**DATASET EXCERPTS:**
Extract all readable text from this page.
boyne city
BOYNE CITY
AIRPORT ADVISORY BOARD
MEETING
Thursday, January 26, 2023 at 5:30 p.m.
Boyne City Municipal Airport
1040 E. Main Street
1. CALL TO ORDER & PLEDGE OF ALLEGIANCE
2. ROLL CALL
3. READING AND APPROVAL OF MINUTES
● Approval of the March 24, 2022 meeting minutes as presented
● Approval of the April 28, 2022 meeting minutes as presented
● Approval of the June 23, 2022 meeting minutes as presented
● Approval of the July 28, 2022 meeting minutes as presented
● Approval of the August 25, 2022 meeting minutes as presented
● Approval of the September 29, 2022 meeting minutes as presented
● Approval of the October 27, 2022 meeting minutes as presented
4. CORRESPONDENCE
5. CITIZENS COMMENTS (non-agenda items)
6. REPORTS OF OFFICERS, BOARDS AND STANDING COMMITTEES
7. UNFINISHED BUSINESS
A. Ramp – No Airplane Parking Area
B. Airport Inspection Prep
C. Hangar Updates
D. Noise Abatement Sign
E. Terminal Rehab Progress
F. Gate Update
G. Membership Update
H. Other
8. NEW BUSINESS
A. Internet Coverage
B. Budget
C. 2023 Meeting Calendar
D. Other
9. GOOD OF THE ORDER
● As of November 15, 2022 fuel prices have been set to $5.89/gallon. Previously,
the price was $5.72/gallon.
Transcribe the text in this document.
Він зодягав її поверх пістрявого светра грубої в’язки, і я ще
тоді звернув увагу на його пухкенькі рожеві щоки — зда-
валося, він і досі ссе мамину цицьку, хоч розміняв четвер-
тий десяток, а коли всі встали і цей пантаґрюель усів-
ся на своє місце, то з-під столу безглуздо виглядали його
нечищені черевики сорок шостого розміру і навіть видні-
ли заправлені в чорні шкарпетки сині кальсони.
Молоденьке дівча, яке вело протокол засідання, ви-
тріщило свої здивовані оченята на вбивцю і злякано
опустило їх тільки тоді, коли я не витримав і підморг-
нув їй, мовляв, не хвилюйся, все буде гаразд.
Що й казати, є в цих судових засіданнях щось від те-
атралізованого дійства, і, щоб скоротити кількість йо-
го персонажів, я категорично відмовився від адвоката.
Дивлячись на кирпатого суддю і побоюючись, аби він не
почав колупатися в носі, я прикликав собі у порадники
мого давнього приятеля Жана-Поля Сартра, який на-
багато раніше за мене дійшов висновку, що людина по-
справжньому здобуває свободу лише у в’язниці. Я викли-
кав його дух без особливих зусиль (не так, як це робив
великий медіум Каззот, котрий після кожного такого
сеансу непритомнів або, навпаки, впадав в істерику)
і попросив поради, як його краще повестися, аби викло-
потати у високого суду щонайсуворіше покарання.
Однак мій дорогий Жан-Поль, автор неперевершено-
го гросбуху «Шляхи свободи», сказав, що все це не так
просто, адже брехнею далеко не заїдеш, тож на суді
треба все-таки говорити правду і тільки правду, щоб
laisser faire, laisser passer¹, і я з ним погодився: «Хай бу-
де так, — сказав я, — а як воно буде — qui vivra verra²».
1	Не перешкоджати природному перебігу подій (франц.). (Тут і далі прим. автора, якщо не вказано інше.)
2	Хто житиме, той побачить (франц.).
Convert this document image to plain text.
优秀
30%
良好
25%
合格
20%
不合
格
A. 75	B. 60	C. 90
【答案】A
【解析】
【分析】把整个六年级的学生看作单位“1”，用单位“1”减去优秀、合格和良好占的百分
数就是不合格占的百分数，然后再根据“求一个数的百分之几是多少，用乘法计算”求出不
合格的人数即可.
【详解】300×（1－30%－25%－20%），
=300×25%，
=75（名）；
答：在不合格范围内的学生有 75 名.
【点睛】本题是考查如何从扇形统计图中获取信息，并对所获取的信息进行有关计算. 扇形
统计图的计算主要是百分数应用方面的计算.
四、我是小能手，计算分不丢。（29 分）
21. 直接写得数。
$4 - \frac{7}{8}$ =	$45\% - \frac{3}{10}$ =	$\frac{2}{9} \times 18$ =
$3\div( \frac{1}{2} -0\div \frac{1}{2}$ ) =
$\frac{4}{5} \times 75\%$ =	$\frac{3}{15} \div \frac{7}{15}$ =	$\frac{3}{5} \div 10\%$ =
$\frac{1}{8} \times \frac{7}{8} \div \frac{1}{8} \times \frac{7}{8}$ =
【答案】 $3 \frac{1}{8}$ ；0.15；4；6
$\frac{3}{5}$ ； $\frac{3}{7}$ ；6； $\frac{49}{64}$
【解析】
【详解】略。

**STATED EXERCISE:** Write out every line from the entries where "коли" appears.

**ANSWER FOR THIS EXERCISE:**
тий десяток, а коли всі встали і цей пантаґрюель усів-
опустило їх тільки тоді, коли я не витримав і підморг-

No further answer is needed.